▶ Task: Copy out all the lines in the records that include the word "color".

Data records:
________________________________________
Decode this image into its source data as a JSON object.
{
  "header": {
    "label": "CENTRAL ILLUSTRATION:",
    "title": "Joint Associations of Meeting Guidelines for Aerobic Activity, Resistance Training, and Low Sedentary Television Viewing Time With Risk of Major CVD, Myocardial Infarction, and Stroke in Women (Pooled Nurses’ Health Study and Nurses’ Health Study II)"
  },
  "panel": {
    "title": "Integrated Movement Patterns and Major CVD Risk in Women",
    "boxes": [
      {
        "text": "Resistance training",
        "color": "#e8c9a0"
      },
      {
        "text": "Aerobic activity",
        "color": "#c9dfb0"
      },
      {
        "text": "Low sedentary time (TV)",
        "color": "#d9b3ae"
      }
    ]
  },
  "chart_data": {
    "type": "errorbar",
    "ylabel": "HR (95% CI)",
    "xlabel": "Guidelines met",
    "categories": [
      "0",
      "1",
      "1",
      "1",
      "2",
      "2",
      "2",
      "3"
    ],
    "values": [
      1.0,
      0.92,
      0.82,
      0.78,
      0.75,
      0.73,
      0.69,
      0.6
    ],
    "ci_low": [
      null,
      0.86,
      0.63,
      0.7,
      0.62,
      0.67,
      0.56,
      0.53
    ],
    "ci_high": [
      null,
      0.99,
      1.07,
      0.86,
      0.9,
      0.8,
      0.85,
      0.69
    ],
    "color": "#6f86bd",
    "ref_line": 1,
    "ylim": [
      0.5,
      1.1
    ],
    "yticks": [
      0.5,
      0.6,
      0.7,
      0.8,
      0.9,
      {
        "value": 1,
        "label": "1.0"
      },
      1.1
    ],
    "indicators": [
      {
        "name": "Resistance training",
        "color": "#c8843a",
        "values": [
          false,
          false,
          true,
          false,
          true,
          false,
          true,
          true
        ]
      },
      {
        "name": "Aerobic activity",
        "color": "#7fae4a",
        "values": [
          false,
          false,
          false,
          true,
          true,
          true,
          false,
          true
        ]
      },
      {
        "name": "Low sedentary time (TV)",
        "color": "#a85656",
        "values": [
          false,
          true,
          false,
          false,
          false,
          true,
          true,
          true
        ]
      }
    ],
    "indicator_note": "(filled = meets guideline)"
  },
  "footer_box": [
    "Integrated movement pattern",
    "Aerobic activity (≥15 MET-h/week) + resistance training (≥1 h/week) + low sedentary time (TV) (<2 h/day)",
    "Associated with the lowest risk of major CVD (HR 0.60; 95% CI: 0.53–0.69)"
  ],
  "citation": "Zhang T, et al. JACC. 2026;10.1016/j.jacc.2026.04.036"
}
________________________________________
▶ Full output:
        "color": "#e8c9a0"
        "color": "#c9dfb0"
        "color": "#d9b3ae"
    "color": "#6f86bd",
        "color": "#c8843a",
        "color": "#7fae4a",
        "color": "#a85656",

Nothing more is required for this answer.